§ **SHORT TASK**
Gather each line in the entries that includes the string "Linda".

++++ SUPPLIED RECORDS ++++

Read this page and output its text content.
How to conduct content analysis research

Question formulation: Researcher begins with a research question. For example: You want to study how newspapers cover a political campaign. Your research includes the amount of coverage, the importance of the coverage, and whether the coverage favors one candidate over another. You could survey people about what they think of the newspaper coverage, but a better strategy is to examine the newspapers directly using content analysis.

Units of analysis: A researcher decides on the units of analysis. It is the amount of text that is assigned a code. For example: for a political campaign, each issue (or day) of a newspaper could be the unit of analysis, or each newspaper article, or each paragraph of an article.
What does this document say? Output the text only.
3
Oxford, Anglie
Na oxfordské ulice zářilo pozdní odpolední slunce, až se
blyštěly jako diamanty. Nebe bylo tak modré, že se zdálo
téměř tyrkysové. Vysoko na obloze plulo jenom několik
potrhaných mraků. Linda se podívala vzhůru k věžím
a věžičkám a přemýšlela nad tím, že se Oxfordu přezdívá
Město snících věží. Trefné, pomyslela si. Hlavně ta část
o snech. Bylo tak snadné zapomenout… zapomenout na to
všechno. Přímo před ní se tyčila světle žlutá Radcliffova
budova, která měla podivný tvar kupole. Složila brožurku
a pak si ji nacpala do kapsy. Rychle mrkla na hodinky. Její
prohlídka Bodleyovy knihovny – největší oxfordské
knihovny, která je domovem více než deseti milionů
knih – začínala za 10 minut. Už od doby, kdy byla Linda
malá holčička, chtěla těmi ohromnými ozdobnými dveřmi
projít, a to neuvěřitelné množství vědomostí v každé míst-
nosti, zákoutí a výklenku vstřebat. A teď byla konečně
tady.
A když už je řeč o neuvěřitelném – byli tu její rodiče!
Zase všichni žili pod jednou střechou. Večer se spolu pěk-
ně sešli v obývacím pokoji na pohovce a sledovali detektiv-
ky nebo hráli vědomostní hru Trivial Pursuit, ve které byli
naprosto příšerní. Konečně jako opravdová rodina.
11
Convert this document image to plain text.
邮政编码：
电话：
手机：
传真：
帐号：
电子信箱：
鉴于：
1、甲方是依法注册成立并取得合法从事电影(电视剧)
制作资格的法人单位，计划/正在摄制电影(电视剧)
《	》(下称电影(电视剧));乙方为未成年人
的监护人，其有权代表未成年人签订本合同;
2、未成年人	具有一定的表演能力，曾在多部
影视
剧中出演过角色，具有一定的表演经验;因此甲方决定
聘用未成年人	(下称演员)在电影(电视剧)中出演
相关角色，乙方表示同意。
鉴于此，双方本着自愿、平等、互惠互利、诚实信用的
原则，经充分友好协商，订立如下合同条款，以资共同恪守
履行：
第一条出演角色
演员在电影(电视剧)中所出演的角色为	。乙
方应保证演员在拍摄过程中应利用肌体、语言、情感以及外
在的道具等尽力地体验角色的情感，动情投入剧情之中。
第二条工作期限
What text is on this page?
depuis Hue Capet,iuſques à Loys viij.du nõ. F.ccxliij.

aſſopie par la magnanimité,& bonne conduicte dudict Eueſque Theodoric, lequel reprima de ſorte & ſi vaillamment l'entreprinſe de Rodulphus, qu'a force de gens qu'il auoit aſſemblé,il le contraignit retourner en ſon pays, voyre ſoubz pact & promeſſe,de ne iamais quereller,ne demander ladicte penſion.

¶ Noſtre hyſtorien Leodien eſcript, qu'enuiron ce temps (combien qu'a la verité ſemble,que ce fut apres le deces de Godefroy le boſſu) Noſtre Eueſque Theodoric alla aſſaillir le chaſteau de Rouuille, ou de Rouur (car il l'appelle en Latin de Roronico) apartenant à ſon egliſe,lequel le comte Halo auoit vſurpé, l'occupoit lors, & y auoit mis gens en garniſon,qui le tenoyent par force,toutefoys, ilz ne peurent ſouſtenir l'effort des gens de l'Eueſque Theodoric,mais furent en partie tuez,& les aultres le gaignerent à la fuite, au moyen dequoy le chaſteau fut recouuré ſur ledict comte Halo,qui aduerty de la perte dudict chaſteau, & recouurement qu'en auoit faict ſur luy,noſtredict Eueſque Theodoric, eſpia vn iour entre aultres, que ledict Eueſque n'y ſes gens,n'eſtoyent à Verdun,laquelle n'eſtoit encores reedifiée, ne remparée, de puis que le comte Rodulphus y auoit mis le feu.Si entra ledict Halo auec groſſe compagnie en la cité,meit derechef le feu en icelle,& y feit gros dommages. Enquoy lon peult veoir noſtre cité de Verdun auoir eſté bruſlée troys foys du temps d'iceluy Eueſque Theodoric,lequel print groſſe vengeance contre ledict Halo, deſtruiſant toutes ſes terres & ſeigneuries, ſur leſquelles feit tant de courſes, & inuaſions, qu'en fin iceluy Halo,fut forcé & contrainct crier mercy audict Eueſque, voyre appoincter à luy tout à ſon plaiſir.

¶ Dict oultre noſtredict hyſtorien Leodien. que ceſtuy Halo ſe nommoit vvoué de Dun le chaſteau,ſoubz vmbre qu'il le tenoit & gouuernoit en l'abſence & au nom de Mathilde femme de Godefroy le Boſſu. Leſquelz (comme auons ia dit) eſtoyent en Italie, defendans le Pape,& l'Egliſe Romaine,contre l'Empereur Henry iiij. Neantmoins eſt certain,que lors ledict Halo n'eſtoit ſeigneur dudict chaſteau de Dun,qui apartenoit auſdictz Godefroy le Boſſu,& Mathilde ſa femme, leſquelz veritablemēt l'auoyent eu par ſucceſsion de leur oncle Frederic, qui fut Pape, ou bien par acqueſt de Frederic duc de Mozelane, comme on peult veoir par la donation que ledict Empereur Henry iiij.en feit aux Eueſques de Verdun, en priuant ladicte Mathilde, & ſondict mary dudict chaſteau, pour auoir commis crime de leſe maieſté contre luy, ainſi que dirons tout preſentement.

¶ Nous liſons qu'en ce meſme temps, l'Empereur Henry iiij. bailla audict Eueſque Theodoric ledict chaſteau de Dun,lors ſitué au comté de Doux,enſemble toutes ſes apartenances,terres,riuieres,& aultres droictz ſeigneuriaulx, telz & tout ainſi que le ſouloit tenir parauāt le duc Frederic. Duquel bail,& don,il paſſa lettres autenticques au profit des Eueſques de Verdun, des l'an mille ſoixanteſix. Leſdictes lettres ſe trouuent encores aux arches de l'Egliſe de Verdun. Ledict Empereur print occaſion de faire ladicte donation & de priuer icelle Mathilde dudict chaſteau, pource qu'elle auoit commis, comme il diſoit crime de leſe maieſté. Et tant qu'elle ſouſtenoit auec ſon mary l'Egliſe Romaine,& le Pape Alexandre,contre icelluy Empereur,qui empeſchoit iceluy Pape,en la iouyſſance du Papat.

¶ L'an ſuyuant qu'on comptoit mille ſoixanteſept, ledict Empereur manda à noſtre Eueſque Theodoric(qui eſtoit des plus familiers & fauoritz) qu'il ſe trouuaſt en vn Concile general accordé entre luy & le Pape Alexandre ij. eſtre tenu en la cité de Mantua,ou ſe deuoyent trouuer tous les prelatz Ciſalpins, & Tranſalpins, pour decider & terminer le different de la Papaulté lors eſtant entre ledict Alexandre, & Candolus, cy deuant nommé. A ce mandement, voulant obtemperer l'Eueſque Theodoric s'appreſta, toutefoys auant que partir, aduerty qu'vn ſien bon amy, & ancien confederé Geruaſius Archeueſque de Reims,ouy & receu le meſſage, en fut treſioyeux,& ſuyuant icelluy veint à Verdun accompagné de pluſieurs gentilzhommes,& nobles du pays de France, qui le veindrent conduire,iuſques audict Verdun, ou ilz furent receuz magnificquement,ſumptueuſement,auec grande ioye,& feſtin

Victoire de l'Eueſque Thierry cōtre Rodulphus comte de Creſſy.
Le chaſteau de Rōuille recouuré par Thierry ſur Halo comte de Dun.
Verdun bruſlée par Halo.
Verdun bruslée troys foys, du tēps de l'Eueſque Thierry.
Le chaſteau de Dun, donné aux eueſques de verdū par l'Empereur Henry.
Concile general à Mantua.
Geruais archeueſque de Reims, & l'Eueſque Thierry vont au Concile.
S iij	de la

++++

§ **ANSWER TO THE TASK**
potrhaných mraků. Linda se podívala vzhůru k věžím
knih – začínala za 10 minut. Už od doby, kdy byla Linda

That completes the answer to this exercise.